>> begin INFORMATION SHOWN

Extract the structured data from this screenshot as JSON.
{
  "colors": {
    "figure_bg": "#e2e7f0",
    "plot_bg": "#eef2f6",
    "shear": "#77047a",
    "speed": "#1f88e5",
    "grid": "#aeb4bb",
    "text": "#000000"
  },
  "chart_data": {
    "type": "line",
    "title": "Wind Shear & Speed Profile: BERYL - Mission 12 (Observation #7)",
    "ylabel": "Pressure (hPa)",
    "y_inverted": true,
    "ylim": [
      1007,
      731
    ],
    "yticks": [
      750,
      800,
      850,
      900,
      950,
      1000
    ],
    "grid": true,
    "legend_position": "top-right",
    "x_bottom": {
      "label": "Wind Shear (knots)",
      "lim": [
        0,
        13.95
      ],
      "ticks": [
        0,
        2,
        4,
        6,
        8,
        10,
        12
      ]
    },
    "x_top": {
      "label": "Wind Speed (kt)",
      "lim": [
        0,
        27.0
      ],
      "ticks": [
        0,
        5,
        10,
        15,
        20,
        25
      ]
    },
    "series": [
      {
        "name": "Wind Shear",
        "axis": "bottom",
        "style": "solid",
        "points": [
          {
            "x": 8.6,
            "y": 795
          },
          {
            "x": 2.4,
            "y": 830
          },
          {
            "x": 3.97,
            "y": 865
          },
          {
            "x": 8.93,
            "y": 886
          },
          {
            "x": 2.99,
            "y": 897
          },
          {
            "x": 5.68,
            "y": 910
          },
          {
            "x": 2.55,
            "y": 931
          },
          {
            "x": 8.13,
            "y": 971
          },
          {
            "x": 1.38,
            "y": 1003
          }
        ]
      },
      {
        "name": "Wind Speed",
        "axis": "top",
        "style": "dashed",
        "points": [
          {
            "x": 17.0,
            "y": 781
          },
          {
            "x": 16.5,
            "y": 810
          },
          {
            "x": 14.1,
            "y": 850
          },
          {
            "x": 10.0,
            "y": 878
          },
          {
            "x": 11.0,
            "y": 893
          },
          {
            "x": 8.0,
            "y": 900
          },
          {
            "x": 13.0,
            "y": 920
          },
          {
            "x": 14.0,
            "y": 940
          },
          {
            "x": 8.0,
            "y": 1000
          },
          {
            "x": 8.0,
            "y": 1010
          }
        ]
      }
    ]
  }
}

>> end INFORMATION SHOWN

■ DESCRIPTION OF THE TASK: Give back the data above exactly as it appears.

■ CORRECT ANSWER:
Extract the structured data from this screenshot as JSON.
{
  "colors": {
    "figure_bg": "#e2e7f0",
    "plot_bg": "#eef2f6",
    "shear": "#77047a",
    "speed": "#1f88e5",
    "grid": "#aeb4bb",
    "text": "#000000"
  },
  "chart_data": {
    "type": "line",
    "title": "Wind Shear & Speed Profile: BERYL - Mission 12 (Observation #7)",
    "ylabel": "Pressure (hPa)",
    "y_inverted": true,
    "ylim": [
      1007,
      731
    ],
    "yticks": [
      750,
      800,
      850,
      900,
      950,
      1000
    ],
    "grid": true,
    "legend_position": "top-right",
    "x_bottom": {
      "label": "Wind Shear (knots)",
      "lim": [
        0,
        13.95
      ],
      "ticks": [
        0,
        2,
        4,
        6,
        8,
        10,
        12
      ]
    },
    "x_top": {
      "label": "Wind Speed (kt)",
      "lim": [
        0,
        27.0
      ],
      "ticks": [
        0,
        5,
        10,
        15,
        20,
        25
      ]
    },
    "series": [
      {
        "name": "Wind Shear",
        "axis": "bottom",
        "style": "solid",
        "points": [
          {
            "x": 8.6,
            "y": 795
          },
          {
            "x": 2.4,
            "y": 830
          },
          {
            "x": 3.97,
            "y": 865
          },
          {
            "x": 8.93,
            "y": 886
          },
          {
            "x": 2.99,
            "y": 897
          },
          {
            "x": 5.68,
            "y": 910
          },
          {
            "x": 2.55,
            "y": 931
          },
          {
            "x": 8.13,
            "y": 971
          },
          {
            "x": 1.38,
            "y": 1003
          }
        ]
      },
      {
        "name": "Wind Speed",
        "axis": "top",
        "style": "dashed",
        "points": [
          {
            "x": 17.0,
            "y": 781
          },
          {
            "x": 16.5,
            "y": 810
          },
          {
            "x": 14.1,
            "y": 850
          },
          {
            "x": 10.0,
            "y": 878
          },
          {
            "x": 11.0,
            "y": 893
          },
          {
            "x": 8.0,
            "y": 900
          },
          {
            "x": 13.0,
            "y": 920
          },
          {
            "x": 14.0,
            "y": 940
          },
          {
            "x": 8.0,
            "y": 1000
          },
          {
            "x": 8.0,
            "y": 1010
          }
        ]
      }
    ]
  }
}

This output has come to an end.